→ **The data**
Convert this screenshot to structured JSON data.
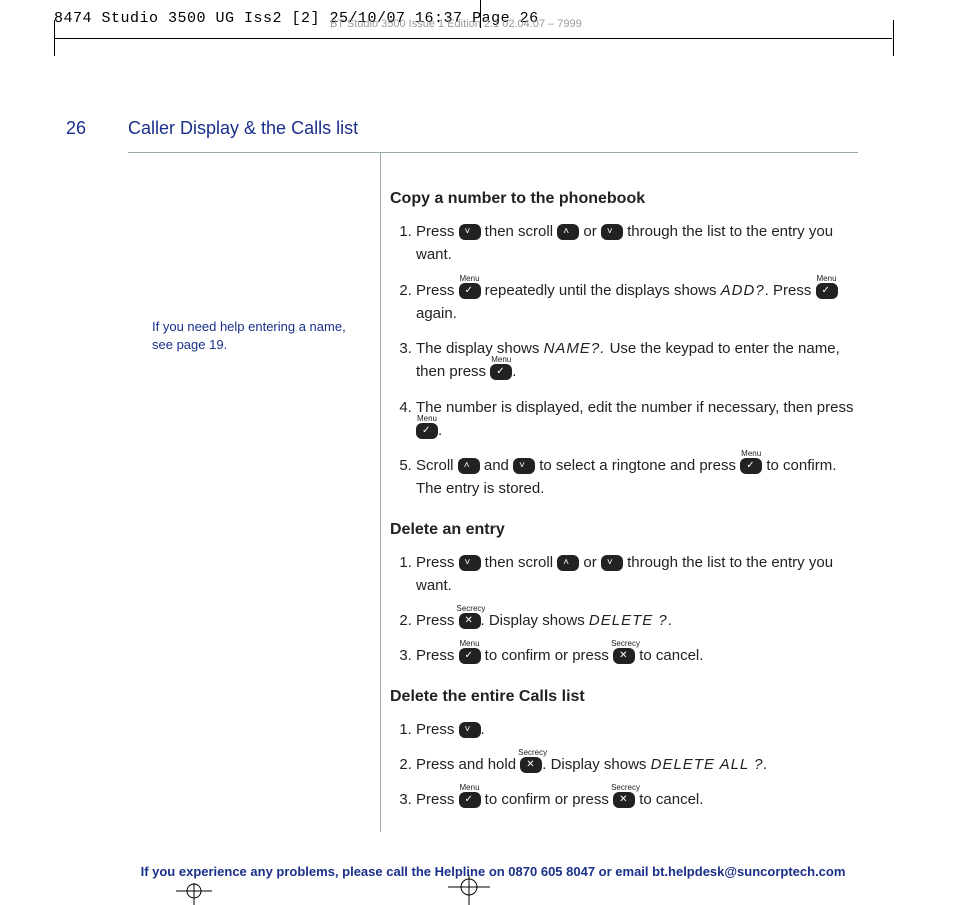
{
  "printHeader": "8474 Studio 3500 UG Iss2 [2]  25/10/07  16:37  Page 26",
  "printSub": "BT Studio 3500  Issue 1  Edition 2.1  02.04.07 – 7999",
  "pageNumber": "26",
  "pageTitle": "Caller Display & the Calls list",
  "sidebarNote": "If you need help entering a name, see page 19.",
  "sections": [
    {
      "title": "Copy a number to the phonebook",
      "steps": [
        {
          "parts": [
            {
              "t": "Press "
            },
            {
              "btn": "down"
            },
            {
              "t": " then scroll "
            },
            {
              "btn": "up"
            },
            {
              "t": " or "
            },
            {
              "btn": "down"
            },
            {
              "t": " through the list to the entry you want."
            }
          ]
        },
        {
          "parts": [
            {
              "t": "Press "
            },
            {
              "btn": "menu"
            },
            {
              "t": " repeatedly until the displays shows "
            },
            {
              "lcd": "ADD?"
            },
            {
              "t": ". Press "
            },
            {
              "btn": "menu"
            },
            {
              "t": " again."
            }
          ]
        },
        {
          "parts": [
            {
              "t": "The display shows "
            },
            {
              "lcd": "NAME?."
            },
            {
              "t": " Use the keypad to enter the name, then press "
            },
            {
              "btn": "menu"
            },
            {
              "t": "."
            }
          ]
        },
        {
          "parts": [
            {
              "t": "The number is displayed, edit the number if necessary, then press "
            },
            {
              "btn": "menu"
            },
            {
              "t": "."
            }
          ]
        },
        {
          "parts": [
            {
              "t": "Scroll "
            },
            {
              "btn": "up"
            },
            {
              "t": " and "
            },
            {
              "btn": "down"
            },
            {
              "t": " to select a ringtone and press "
            },
            {
              "btn": "menu"
            },
            {
              "t": " to confirm. The entry is stored."
            }
          ]
        }
      ]
    },
    {
      "title": "Delete an entry",
      "steps": [
        {
          "parts": [
            {
              "t": "Press "
            },
            {
              "btn": "down"
            },
            {
              "t": " then scroll "
            },
            {
              "btn": "up"
            },
            {
              "t": " or "
            },
            {
              "btn": "down"
            },
            {
              "t": " through the list to the entry you want."
            }
          ]
        },
        {
          "parts": [
            {
              "t": "Press "
            },
            {
              "btn": "secrecy"
            },
            {
              "t": ". Display shows "
            },
            {
              "lcd": "DELETE ?"
            },
            {
              "t": "."
            }
          ]
        },
        {
          "parts": [
            {
              "t": "Press "
            },
            {
              "btn": "menu"
            },
            {
              "t": " to confirm or press "
            },
            {
              "btn": "secrecy"
            },
            {
              "t": " to cancel."
            }
          ]
        }
      ]
    },
    {
      "title": "Delete the entire Calls list",
      "steps": [
        {
          "parts": [
            {
              "t": "Press "
            },
            {
              "btn": "down"
            },
            {
              "t": "."
            }
          ]
        },
        {
          "parts": [
            {
              "t": "Press and hold "
            },
            {
              "btn": "secrecy"
            },
            {
              "t": ". Display shows "
            },
            {
              "lcd": "DELETE ALL ?."
            }
          ]
        },
        {
          "parts": [
            {
              "t": "Press "
            },
            {
              "btn": "menu"
            },
            {
              "t": "  to confirm or press "
            },
            {
              "btn": "secrecy"
            },
            {
              "t": " to cancel."
            }
          ]
        }
      ]
    }
  ],
  "footer": "If you experience any problems, please call the Helpline on 0870 605 8047 or email bt.helpdesk@suncorptech.com"
}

→ **Task to complete**
Find how many lines in the material hold the word "Studio" and state that number alone.

→ **Worked answer**
2